▶ [Exercise brief] Below are the records. Gather each line that holds "regular".

▶ [Information supplied]
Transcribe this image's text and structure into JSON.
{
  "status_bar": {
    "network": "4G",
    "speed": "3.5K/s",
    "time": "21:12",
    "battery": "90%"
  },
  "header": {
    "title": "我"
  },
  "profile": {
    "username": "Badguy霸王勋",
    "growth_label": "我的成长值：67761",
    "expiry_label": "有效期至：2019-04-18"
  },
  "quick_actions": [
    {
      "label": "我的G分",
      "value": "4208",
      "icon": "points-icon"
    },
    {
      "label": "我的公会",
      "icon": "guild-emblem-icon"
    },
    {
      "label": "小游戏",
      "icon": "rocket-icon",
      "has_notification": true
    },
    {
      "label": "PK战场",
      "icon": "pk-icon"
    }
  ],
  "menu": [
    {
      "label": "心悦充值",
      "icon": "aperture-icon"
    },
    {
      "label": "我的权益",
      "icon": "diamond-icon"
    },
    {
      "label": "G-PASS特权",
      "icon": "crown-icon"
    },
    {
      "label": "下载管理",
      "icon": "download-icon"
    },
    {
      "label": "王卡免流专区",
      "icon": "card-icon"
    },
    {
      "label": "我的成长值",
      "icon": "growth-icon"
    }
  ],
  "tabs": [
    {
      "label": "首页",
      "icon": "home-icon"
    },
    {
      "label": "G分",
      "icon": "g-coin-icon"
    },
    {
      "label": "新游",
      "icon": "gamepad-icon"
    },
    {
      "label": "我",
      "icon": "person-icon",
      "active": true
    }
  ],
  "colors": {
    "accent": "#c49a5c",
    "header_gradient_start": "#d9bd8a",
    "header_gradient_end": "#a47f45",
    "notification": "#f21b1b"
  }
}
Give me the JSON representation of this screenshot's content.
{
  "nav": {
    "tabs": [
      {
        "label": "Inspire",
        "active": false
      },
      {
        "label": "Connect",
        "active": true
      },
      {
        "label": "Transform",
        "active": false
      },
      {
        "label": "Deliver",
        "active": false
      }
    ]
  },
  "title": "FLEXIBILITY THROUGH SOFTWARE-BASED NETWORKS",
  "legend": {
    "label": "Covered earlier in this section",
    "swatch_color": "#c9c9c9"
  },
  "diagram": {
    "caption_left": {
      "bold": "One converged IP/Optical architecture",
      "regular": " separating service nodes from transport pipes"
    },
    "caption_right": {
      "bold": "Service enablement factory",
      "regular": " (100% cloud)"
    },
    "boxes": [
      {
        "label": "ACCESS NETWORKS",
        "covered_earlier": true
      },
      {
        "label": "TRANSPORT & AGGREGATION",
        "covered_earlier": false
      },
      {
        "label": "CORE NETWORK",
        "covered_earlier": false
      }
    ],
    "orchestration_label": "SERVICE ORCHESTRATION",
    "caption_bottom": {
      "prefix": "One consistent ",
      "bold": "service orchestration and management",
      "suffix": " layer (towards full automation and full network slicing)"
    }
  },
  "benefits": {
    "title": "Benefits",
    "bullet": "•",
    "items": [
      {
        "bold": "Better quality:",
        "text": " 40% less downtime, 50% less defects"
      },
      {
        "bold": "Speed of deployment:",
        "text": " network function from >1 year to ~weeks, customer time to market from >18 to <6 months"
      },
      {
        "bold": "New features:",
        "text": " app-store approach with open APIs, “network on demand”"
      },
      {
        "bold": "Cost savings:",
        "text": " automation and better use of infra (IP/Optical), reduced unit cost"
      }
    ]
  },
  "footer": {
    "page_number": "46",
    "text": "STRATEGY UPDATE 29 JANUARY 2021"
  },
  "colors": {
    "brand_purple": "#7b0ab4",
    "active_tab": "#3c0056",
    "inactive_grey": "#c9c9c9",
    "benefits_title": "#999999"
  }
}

▶ [Answer for the task]
      "regular": " separating service nodes from transport pipes"
      "regular": " (100% cloud)"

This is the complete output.